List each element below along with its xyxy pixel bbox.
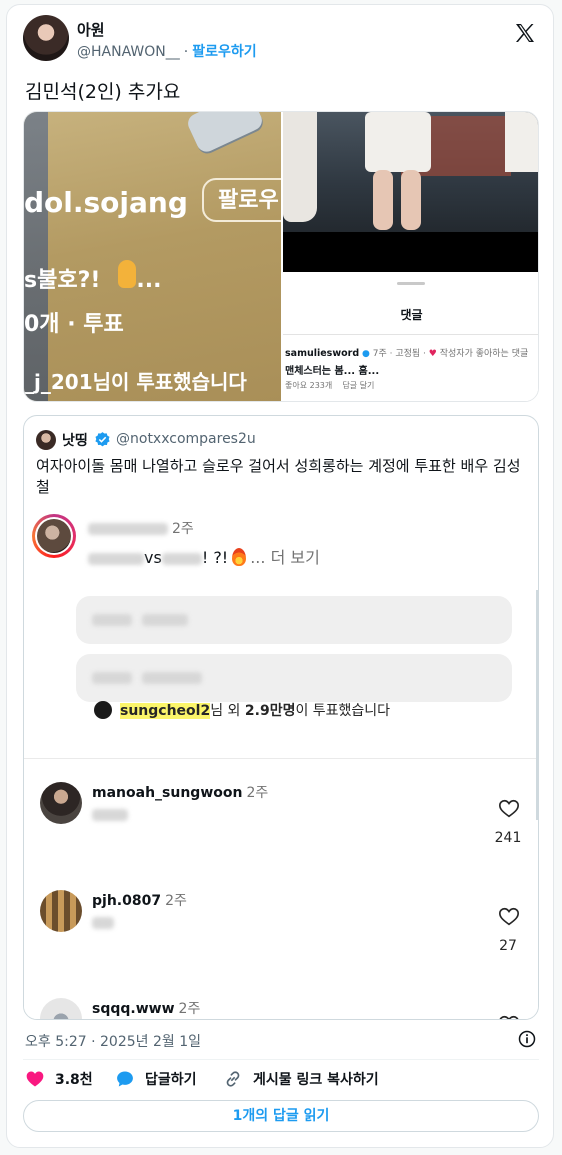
commenter-avatar xyxy=(40,998,82,1019)
separator-dot: · xyxy=(183,44,189,60)
author-handle-row: @HANAWON__ · 팔로우하기 xyxy=(77,41,257,61)
quote-avatar xyxy=(36,430,56,450)
media-grid[interactable]: dol.sojang 팔로우 s불호?!... 0개 · 투표 _j_201님이… xyxy=(23,111,539,402)
pinned-comment-body: 맨체스터는 봄... 흠... xyxy=(285,366,380,377)
reply-bubble-icon xyxy=(117,1071,133,1087)
poll-voters: sungcheol2님 외 2.9만명이 투표했습니다 xyxy=(94,700,390,720)
media-right-image[interactable]: 댓글 samuliesword ● 7주 · 고정됨 · ♥ 작성자가 좋아하는… xyxy=(283,112,538,401)
list-item: sqqq.www 2주 xyxy=(24,998,538,1019)
scrollbar[interactable] xyxy=(536,590,538,820)
pinned-comment-header: samuliesword ● 7주 · 고정됨 · ♥ 작성자가 좋아하는 댓글 xyxy=(285,348,529,359)
list-item: pjh.0807 2주 27 xyxy=(24,890,538,990)
heart-outline-icon xyxy=(499,907,519,926)
blurred-username xyxy=(88,523,168,535)
quote-author-handle: @notxxcompares2u xyxy=(116,431,256,447)
tweet-card: 아원 @HANAWON__ · 팔로우하기 김민석(2인) 추가요 dol.soja… xyxy=(6,4,554,1148)
quote-tweet[interactable]: 낫띵 @notxxcompares2u 여자아이돌 몸매 나열하고 슬로우 걸어… xyxy=(23,415,539,1020)
post-caption: vs! ?!... 더 보기 xyxy=(88,544,320,568)
black-bar xyxy=(283,232,538,272)
info-icon[interactable] xyxy=(517,1029,537,1049)
sheet-grab-handle xyxy=(397,282,425,285)
gadget-shape xyxy=(184,112,266,155)
story-ring-avatar xyxy=(32,514,76,558)
quote-text: 여자아이돌 몸매 나열하고 슬로우 걸어서 성희롱하는 계정에 투표한 배우 김… xyxy=(36,457,521,496)
comment-sheet-title: 댓글 xyxy=(400,308,423,322)
quote-screenshot: 2주 vs! ?!... 더 보기 sungcheol2님 외 2.9만명이 투… xyxy=(24,500,538,1019)
sheet-divider xyxy=(283,334,538,335)
author-name[interactable]: 아원 xyxy=(77,19,105,40)
divider xyxy=(23,1059,539,1060)
list-item: manoah_sungwoon 2주 241 xyxy=(24,782,538,882)
bag-strap xyxy=(24,112,48,401)
ig-account-name: dol.sojang xyxy=(24,186,188,219)
commenter-avatar xyxy=(40,890,82,932)
tweet-timestamp[interactable]: 오후 5:27 · 2025년 2월 1일 xyxy=(25,1031,201,1051)
post-user-row: 2주 xyxy=(88,518,194,538)
link-icon xyxy=(226,1071,240,1087)
commenter-avatar xyxy=(40,782,82,824)
pointing-hand-icon xyxy=(118,260,136,288)
read-replies-button[interactable]: 1개의 답글 읽기 xyxy=(23,1100,539,1132)
follow-button[interactable]: 팔로우하기 xyxy=(192,44,256,60)
divider xyxy=(24,758,538,759)
stage-photo xyxy=(283,112,538,232)
author-avatar[interactable] xyxy=(23,15,69,61)
verified-badge-icon xyxy=(95,432,110,447)
heart-outline-icon xyxy=(499,799,519,818)
ig-caption-line3: _j_201님이 투표했습니다 xyxy=(24,370,247,394)
pinned-comment-meta: 좋아요 233개 답글 달기 xyxy=(285,381,375,390)
author-handle[interactable]: @HANAWON__ xyxy=(77,44,180,60)
fire-emoji-icon xyxy=(232,548,247,566)
poll-option xyxy=(76,596,512,644)
heart-icon xyxy=(26,1071,44,1087)
quote-author-name: 낫띵 xyxy=(62,433,88,449)
x-logo-icon[interactable] xyxy=(513,21,537,45)
poll-option xyxy=(76,654,512,702)
ig-follow-pill: 팔로우 xyxy=(202,178,281,222)
ig-caption-line1: s불호?!... xyxy=(24,268,162,293)
tweet-text: 김민석(2인) 추가요 xyxy=(25,81,181,103)
reply-button[interactable]: 답글하기 xyxy=(115,1069,197,1089)
voter-avatar xyxy=(94,701,112,719)
like-button[interactable]: 3.8천 xyxy=(25,1069,93,1089)
ig-caption-line2: 0개 · 투표 xyxy=(24,312,124,337)
heart-icon: ♥ xyxy=(428,349,437,359)
copy-link-button[interactable]: 게시물 링크 복사하기 xyxy=(223,1069,379,1089)
heart-outline-icon xyxy=(499,1015,519,1019)
blurred-name xyxy=(161,552,202,565)
media-left-image[interactable]: dol.sojang 팔로우 s불호?!... 0개 · 투표 _j_201님이… xyxy=(24,112,281,401)
blurred-name xyxy=(88,552,144,565)
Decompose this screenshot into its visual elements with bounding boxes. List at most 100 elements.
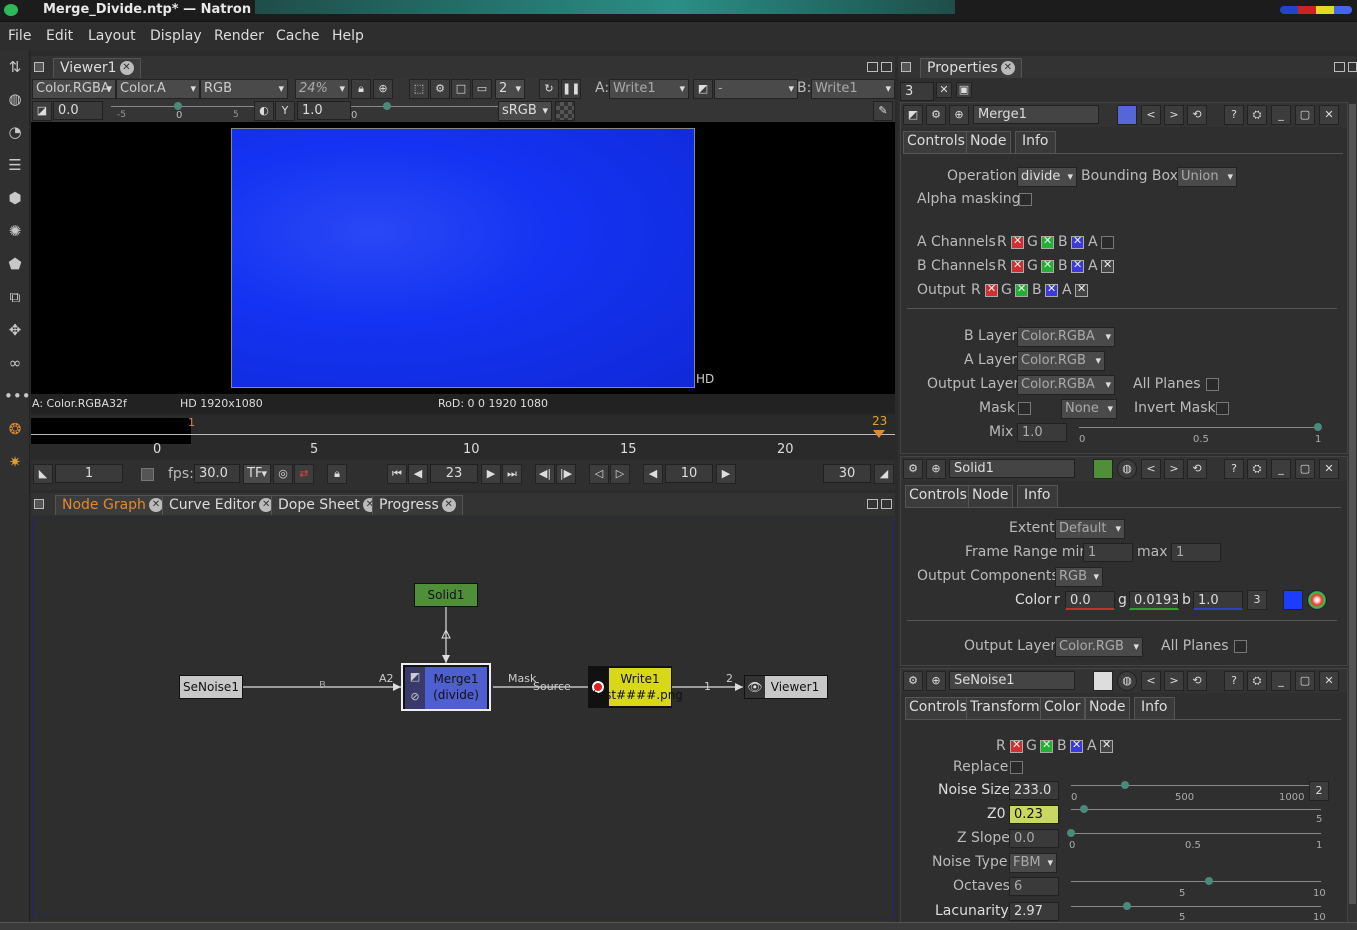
merge1-tab-node[interactable]: Node	[966, 131, 1011, 153]
timeline-format-dropdown[interactable]: TF	[243, 464, 271, 484]
tab-dope-sheet[interactable]: Dope Sheet ✕	[271, 495, 384, 515]
noise-size-handle[interactable]	[1121, 781, 1129, 789]
playhead[interactable]	[873, 430, 885, 438]
gamma-slider-handle[interactable]	[383, 102, 391, 110]
filter-tool-icon[interactable]: ✺	[4, 220, 26, 242]
menu-file[interactable]: File	[8, 28, 31, 44]
close-icon[interactable]: ✕	[1319, 105, 1339, 125]
senoise1-name-field[interactable]: SeNoise1	[949, 671, 1075, 690]
sn-a-checkbox[interactable]	[1100, 738, 1113, 753]
sn-r-checkbox[interactable]	[1010, 738, 1023, 753]
menu-layout[interactable]: Layout	[88, 28, 136, 44]
tab-properties[interactable]: Properties ✕	[920, 58, 1022, 78]
b-r-checkbox[interactable]	[1011, 258, 1024, 273]
help-icon[interactable]: ?	[1224, 671, 1244, 691]
help-icon[interactable]: ?	[1224, 459, 1244, 479]
node-merge1[interactable]: ◩ ⊘ Merge1 (divide)	[401, 663, 491, 711]
fps-field[interactable]: 30.0	[194, 464, 240, 483]
fps-toggle[interactable]	[141, 468, 154, 481]
bounding-box-dropdown[interactable]: Union	[1177, 167, 1237, 187]
next-keyframe-icon[interactable]: ▷	[610, 464, 630, 484]
set-in-icon[interactable]: ◣	[33, 464, 53, 484]
senoise1-tab-color[interactable]: Color	[1040, 697, 1085, 719]
proxy-dropdown[interactable]: 2	[495, 79, 525, 99]
play-forward-icon[interactable]: |▶	[556, 464, 576, 484]
properties-scrollbar[interactable]	[1348, 102, 1357, 922]
lock-icon[interactable]: 🔒︎	[351, 79, 371, 99]
node-write1[interactable]: Write1 test####.png	[588, 666, 683, 708]
float-icon[interactable]: ▢	[1295, 105, 1315, 125]
lacunarity-handle[interactable]	[1123, 902, 1131, 910]
noise-size-slider[interactable]	[1071, 785, 1311, 786]
extent-dropdown[interactable]: Default	[1055, 519, 1125, 539]
close-icon[interactable]: ✕	[148, 498, 163, 512]
tab-progress[interactable]: Progress ✕	[372, 495, 463, 515]
float-icon[interactable]: ▢	[1295, 459, 1315, 479]
restore-defaults-icon[interactable]: ⟲	[1187, 459, 1207, 479]
transform-tool-icon[interactable]: ✥	[4, 319, 26, 341]
lacunarity-slider[interactable]	[1071, 906, 1321, 907]
tab-curve-editor[interactable]: Curve Editor ✕	[162, 495, 281, 515]
color-g-field[interactable]: 0.0193	[1129, 591, 1179, 610]
solid-all-planes-checkbox[interactable]	[1234, 640, 1247, 653]
merge1-tab-controls[interactable]: Controls	[903, 131, 969, 153]
end-frame-field[interactable]: 30	[823, 464, 871, 483]
output-components-dropdown[interactable]: RGB	[1055, 567, 1103, 587]
close-icon[interactable]: ✕	[1000, 61, 1015, 75]
center-node-icon[interactable]: ⊕	[926, 671, 946, 691]
z0-field[interactable]: 0.23	[1009, 805, 1059, 824]
mix-field[interactable]: 1.0	[1017, 423, 1067, 442]
b-g-checkbox[interactable]	[1041, 258, 1054, 273]
undo-icon[interactable]: <	[1141, 105, 1161, 125]
menu-help[interactable]: Help	[332, 28, 364, 44]
color-swatch[interactable]	[1283, 590, 1303, 610]
prev-frame-icon[interactable]: ◀	[408, 464, 428, 484]
colorspace-dropdown[interactable]: sRGB	[498, 101, 552, 121]
current-frame-field[interactable]: 23	[430, 464, 478, 483]
b-layer-dropdown[interactable]: Color.RGBA	[1017, 327, 1115, 347]
close-pane-icon[interactable]	[1348, 62, 1357, 72]
noise-dimension-button[interactable]: 2	[1309, 781, 1329, 801]
playback-mode-icon[interactable]: ⇄	[294, 464, 314, 484]
out-g-checkbox[interactable]	[1015, 282, 1028, 297]
step-forward-icon[interactable]: ▶	[716, 464, 736, 484]
layer-dropdown[interactable]: Color.RGBA	[32, 79, 116, 99]
merge1-name-field[interactable]: Merge1	[973, 105, 1099, 124]
all-planes-checkbox[interactable]	[1206, 378, 1219, 391]
render-icon[interactable]: ⚙	[430, 79, 450, 99]
gain-slider[interactable]	[111, 106, 261, 107]
checker-icon[interactable]: □	[451, 79, 471, 99]
color-wheel-icon[interactable]	[1307, 590, 1327, 610]
close-pane-icon[interactable]	[881, 62, 892, 72]
node-color-swatch[interactable]	[1093, 671, 1113, 691]
out-r-checkbox[interactable]	[985, 282, 998, 297]
close-icon[interactable]: ✕	[1319, 459, 1339, 479]
step-field[interactable]: 10	[665, 464, 713, 483]
color-dimension-button[interactable]: 3	[1247, 590, 1267, 610]
gamma-slider[interactable]	[351, 106, 501, 107]
solid1-tab-node[interactable]: Node	[968, 485, 1013, 507]
overlay-color-icon[interactable]: ◍	[1117, 459, 1137, 479]
scrollbar-thumb[interactable]	[1349, 104, 1356, 904]
mask-checkbox[interactable]	[1018, 402, 1031, 415]
pane-menu-icon[interactable]	[901, 62, 911, 72]
overlay-color-icon[interactable]: ◍	[1117, 671, 1137, 691]
noise-size-field[interactable]: 233.0	[1009, 781, 1059, 800]
nodegraph-canvas[interactable]: B A2 Mask Source 1 2 Solid1 SeNoise1 ◩ ⊘ …	[32, 517, 894, 920]
alpha-masking-checkbox[interactable]	[1019, 193, 1032, 206]
overlay-icon[interactable]: ▭	[472, 79, 492, 99]
center-icon[interactable]: ⊕	[373, 79, 393, 99]
lock-range-icon[interactable]: 🔒︎	[327, 464, 347, 484]
gmic-tool-icon[interactable]: ❂	[4, 418, 26, 440]
merge1-tab-info[interactable]: Info	[1015, 131, 1056, 153]
prev-keyframe-icon[interactable]: ◁	[589, 464, 609, 484]
output-layer-dropdown[interactable]: Color.RGBA	[1017, 375, 1115, 395]
node-solid1[interactable]: Solid1	[414, 583, 478, 607]
undo-icon[interactable]: <	[1141, 459, 1161, 479]
close-pane-icon[interactable]	[881, 499, 892, 509]
alpha-channel-dropdown[interactable]: Color.A	[116, 79, 200, 99]
tab-node-graph[interactable]: Node Graph ✕	[55, 495, 170, 515]
wipe-mode-dropdown[interactable]: -	[714, 79, 798, 99]
redo-icon[interactable]: >	[1164, 105, 1184, 125]
float-pane-icon[interactable]	[867, 499, 878, 509]
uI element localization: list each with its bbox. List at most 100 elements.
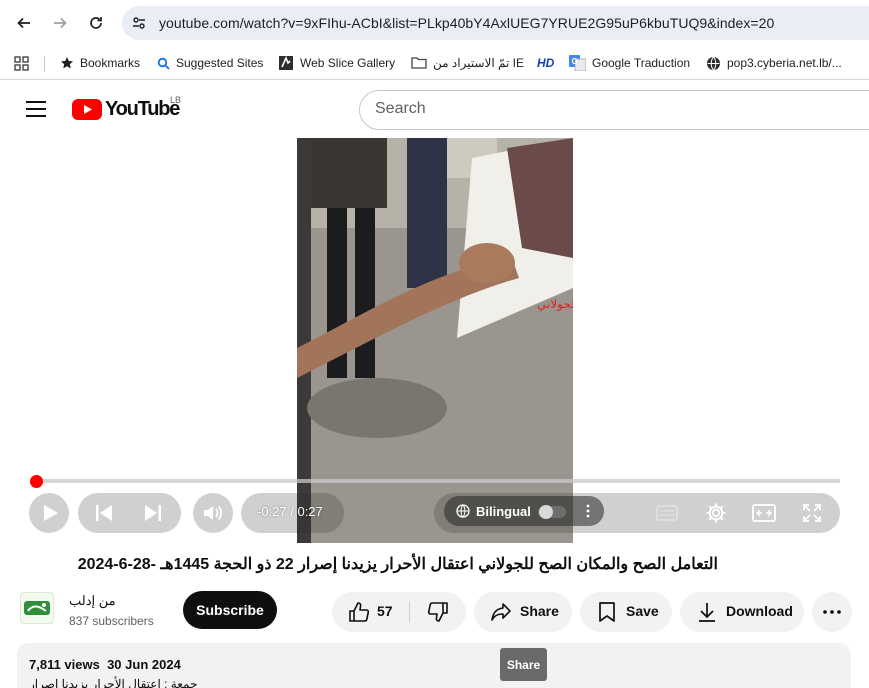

____________

◆ PROBLEM TO WORK ON
Output the lines of the material above as a JSON list of strings, one string per line and no blank lines, starting at the line containing "131, 1011, 153]" and ending at the line containing "79, 525, 99]".

◆ RESPONSE TO THE EXERCISE
[
  "merge1-tab-node[interactable]: Node\t[966, 131, 1011, 153]",
  "timeline-format-dropdown[interactable]: TF\t[243, 464, 271, 484]",
  "tab-dope-sheet[interactable]: Dope Sheet ✕\t[271, 495, 384, 515]",
  "noise-size-handle[interactable]\t[1121, 781, 1129, 789]",
  "playhead[interactable]\t[873, 430, 885, 438]",
  "gamma-slider-handle[interactable]\t[383, 102, 391, 110]",
  "filter-tool-icon[interactable]: ✺\t[4, 220, 26, 242]",
  "menu-file[interactable]: File\t[8, 28, 31, 44]",
  "close-icon[interactable]: ✕\t[1319, 105, 1339, 125]",
  "senoise1-name-field[interactable]: SeNoise1\t[949, 671, 1075, 690]",
  "sn-a-checkbox[interactable]\t[1100, 738, 1113, 753]",
  "sn-r-checkbox[interactable]\t[1010, 738, 1023, 753]",
  "menu-layout[interactable]: Layout\t[88, 28, 136, 44]",
  "tab-properties[interactable]: Properties ✕\t[920, 58, 1022, 78]",
  "b-r-checkbox[interactable]\t[1011, 258, 1024, 273]",
  "help-icon[interactable]: ?\t[1224, 671, 1244, 691]",
  "help-icon[interactable]: ?\t[1224, 459, 1244, 479]",
  "node-merge1[interactable]: ◩ ⊘ Merge1 (divide)\t[401, 663, 491, 711]",
  "fps-field[interactable]: 30.0\t[194, 464, 240, 483]",
  "fps-toggle[interactable]\t[141, 468, 154, 481]",
  "bounding-box-dropdown[interactable]: Union\t[1177, 167, 1237, 187]",
  "next-keyframe-icon[interactable]: ▷\t[610, 464, 630, 484]",
  "set-in-icon[interactable]: ◣\t[33, 464, 53, 484]",
  "senoise1-tab-color[interactable]: Color\t[1040, 697, 1085, 719]",
  "proxy-dropdown[interactable]: 2\t[495, 79, 525, 99]"
]